::: Supplied passage :::

Ho Che Anderson Donates Collection to Billy Ireland Cartoon Library & Museum

Painting depicting a young Martin Luther King Jr. next to an American flag

Original painting by Ho Che Anderson for “King” book cover.

COLUMBUS – Cartoonist Ho Che Anderson has donated all of the original art, paintings and manuscript material from his graphic novel King: A Comics Biography Of Martin Luther King, Jr. to The Billy Ireland Cartoon Library & Museum.

King is a raw, energetic and compelling graphic narrative that chronicles the complex life and tragic death of the celebrated Civil Rights leader and icon. Anderson spent more than 10 years researching and producing King, which was originally published by Fantagraphics in three volumes released in 1993, 2002 and 2003. This donation contains the script drafts, notebooks, preliminary sketches, press clippings and publisher correspondence that culminated in this renowned work.

::: Recorded information :::

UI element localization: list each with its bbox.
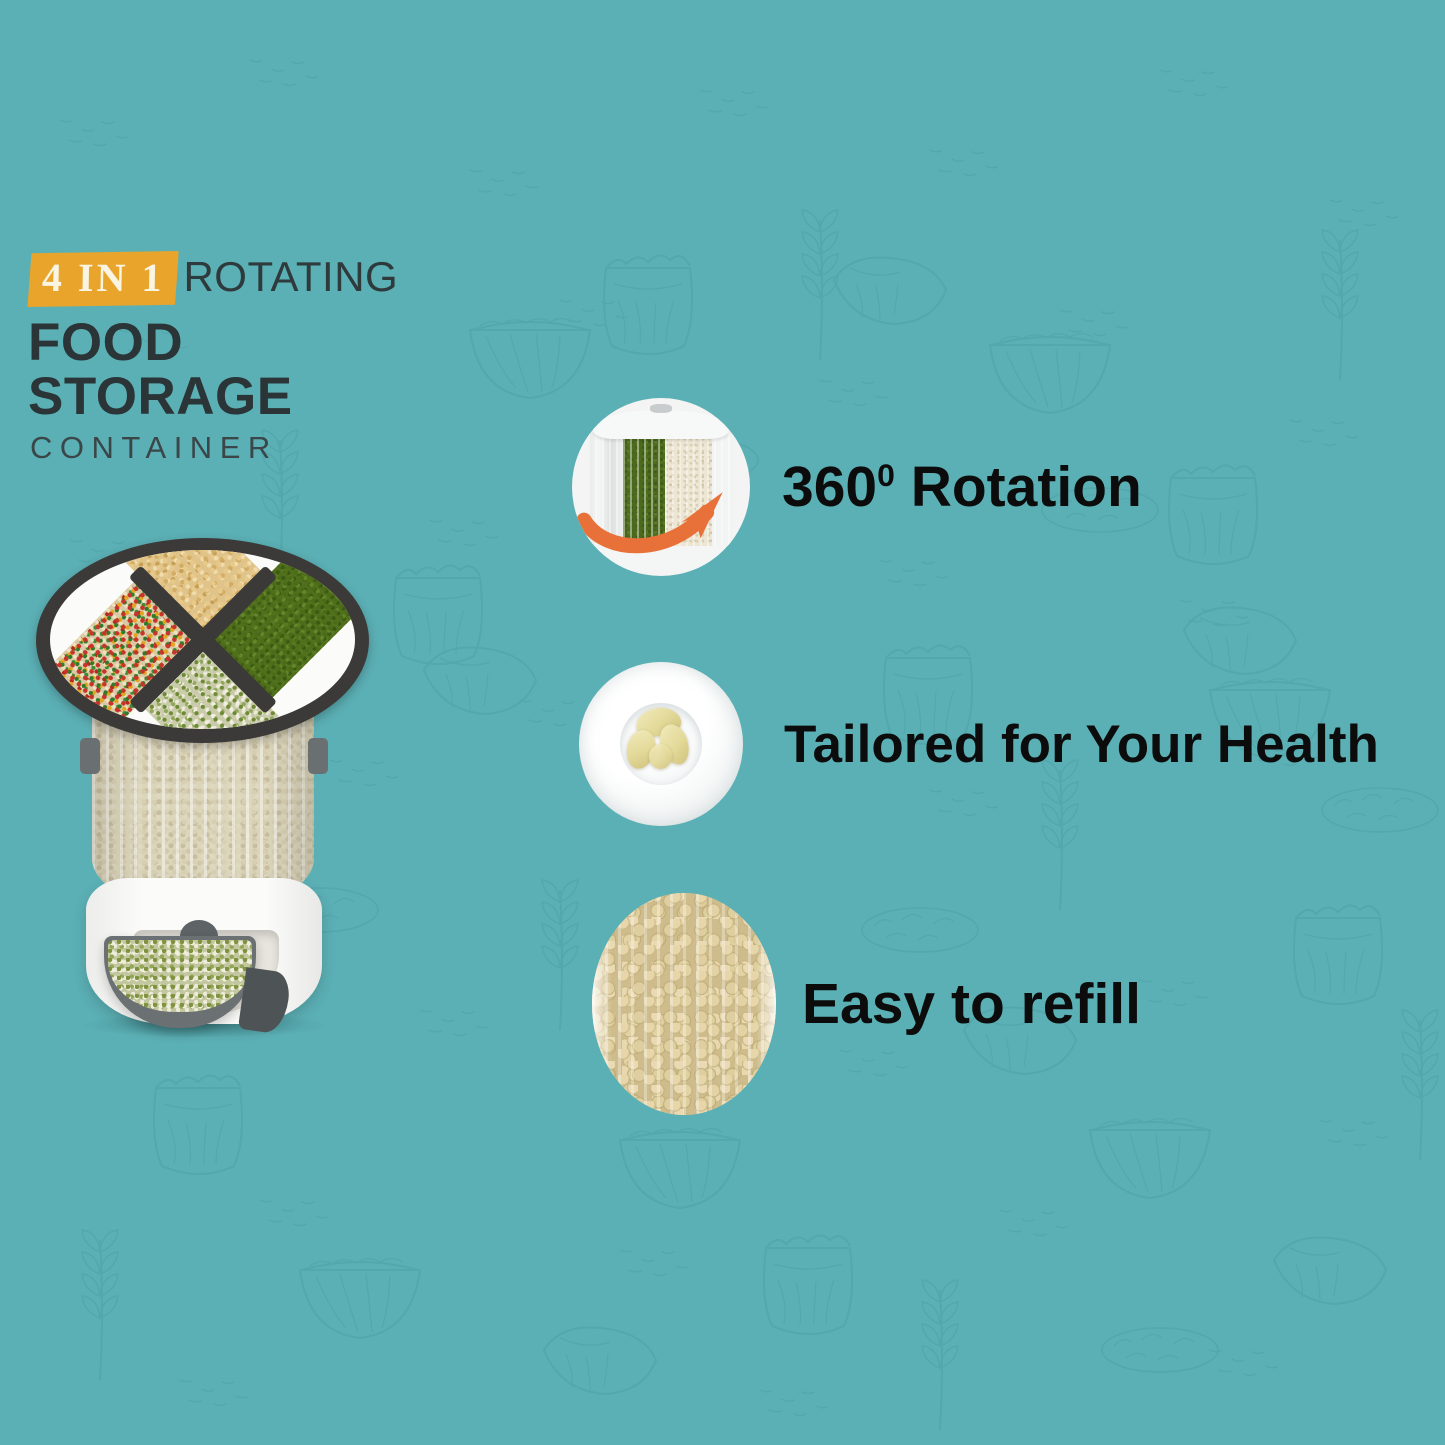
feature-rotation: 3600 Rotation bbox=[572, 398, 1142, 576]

:::

*Directions:*
a) In one to three sentences, explain what the donation announcement says the painting of a young Martin Luther King Jr. next to an American flag was made for.
b) From the donation announcement, list every item named in the sentence that starts "This donation contains."
c) Rewrite the donation announcement's paragraph that begins "King is a raw, energetic" as a short bulleted list that keeps its main facts.
The material placed after the donation announcement stands apart from it.

*Expected outputs:*
a) The announcement's caption says it is Ho Che Anderson's original painting for the cover of the book "King."

b)
- Script drafts
- Notebooks
- Preliminary sketches
- Press clippings
- Publisher correspondence

c)
- King is a raw, energetic and compelling graphic narrative about the complex life and tragic death of the Civil Rights leader Martin Luther King Jr.
- Anderson spent more than 10 years researching and producing it.
- Fantagraphics first published it in three volumes, in 1993, 2002 and 2003.
- The donation includes script drafts, notebooks, preliminary sketches, press clippings and publisher correspondence that led to the work.